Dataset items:

## start

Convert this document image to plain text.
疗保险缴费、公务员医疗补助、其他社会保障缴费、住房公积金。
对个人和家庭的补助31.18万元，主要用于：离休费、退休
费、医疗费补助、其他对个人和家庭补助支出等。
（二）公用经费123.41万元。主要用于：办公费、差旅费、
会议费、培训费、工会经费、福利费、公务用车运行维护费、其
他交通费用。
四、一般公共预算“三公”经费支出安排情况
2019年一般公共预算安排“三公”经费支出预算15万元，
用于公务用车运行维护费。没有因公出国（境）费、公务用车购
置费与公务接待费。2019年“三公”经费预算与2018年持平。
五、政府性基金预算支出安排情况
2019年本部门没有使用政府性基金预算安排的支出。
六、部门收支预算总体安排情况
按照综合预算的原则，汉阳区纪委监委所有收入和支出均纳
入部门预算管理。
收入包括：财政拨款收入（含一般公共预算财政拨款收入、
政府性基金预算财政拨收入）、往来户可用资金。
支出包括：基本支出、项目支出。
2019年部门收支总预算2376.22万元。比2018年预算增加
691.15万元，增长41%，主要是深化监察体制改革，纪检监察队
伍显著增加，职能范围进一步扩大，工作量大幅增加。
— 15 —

## end
## start

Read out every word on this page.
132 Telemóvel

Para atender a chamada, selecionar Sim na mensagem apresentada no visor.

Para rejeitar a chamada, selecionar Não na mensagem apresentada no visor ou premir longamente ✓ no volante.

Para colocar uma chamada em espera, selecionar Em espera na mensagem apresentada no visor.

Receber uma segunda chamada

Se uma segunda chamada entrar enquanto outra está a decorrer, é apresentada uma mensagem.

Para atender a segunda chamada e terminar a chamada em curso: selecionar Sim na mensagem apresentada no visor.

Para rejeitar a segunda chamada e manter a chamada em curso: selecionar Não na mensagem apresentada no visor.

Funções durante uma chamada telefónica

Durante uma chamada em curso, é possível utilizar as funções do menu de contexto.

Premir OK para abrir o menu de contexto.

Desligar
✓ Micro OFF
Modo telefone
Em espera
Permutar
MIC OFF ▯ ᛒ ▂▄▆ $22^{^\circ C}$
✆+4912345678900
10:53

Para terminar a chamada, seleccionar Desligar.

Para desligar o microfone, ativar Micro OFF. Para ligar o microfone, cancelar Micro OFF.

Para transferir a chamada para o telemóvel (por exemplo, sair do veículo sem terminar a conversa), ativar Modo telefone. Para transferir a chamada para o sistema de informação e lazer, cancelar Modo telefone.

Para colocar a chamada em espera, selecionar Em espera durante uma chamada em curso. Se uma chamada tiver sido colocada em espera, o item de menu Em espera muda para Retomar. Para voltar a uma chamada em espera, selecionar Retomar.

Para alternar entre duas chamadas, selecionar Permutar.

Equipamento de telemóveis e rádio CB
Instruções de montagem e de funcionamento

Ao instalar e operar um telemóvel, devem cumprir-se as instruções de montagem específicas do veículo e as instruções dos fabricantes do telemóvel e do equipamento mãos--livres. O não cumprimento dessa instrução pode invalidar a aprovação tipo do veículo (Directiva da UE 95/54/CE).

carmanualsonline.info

## end

Exercise
Search the entries for the string "主要用于" and collect each line that has it.

Full response
对个人和家庭的补助31.18万元，主要用于：离休费、退休
（二）公用经费123.41万元。主要用于：办公费、差旅费、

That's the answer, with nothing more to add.